■ Dataset records:
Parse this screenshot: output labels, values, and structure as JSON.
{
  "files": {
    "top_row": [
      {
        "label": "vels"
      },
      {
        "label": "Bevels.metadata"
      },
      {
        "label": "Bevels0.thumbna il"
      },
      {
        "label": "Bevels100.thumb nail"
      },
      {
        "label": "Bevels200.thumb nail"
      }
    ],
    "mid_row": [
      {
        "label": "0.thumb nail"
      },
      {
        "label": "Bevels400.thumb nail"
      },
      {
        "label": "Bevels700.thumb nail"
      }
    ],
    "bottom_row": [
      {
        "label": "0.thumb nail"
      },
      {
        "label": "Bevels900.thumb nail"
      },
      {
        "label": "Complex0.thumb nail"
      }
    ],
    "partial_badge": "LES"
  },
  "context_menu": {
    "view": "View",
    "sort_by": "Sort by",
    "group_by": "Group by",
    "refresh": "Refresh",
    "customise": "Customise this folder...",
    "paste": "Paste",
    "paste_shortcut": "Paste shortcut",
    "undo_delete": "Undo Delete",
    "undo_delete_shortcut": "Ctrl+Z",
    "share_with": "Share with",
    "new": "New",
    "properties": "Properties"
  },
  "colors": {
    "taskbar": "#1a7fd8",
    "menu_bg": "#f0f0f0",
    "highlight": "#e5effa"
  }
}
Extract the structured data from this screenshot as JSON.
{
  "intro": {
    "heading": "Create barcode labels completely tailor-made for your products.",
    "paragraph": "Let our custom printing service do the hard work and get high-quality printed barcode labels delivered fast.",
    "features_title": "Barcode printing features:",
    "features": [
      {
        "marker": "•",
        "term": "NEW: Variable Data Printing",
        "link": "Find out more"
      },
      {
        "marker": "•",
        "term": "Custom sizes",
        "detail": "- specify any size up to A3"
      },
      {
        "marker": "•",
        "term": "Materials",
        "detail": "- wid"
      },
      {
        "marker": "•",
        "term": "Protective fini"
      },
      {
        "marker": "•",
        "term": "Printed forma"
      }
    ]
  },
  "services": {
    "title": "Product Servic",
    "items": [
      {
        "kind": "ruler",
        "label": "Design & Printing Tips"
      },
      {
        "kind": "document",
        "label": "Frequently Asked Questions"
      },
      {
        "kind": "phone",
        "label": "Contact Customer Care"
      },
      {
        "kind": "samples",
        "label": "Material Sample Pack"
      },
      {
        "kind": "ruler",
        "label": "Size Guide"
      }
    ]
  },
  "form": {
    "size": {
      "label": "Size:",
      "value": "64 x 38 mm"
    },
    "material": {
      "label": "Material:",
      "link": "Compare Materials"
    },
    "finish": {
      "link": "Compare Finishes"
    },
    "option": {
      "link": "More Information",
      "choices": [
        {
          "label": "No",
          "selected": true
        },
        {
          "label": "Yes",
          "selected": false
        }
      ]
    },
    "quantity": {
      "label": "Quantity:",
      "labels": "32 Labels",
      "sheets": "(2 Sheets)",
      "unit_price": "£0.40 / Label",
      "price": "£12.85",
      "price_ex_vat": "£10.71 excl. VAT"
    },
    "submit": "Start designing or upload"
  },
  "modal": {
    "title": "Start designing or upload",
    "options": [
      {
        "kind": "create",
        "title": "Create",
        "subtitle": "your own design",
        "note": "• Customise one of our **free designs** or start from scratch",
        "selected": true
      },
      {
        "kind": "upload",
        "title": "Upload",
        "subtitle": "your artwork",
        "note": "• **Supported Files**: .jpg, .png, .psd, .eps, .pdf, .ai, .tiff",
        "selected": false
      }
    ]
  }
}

■ INSTRUCTIONS FOR THE TASK: Within the listing above, find every line containing the string "Compare" and return it.

■ RESPONSE:
      "link": "Compare Materials"
      "link": "Compare Finishes"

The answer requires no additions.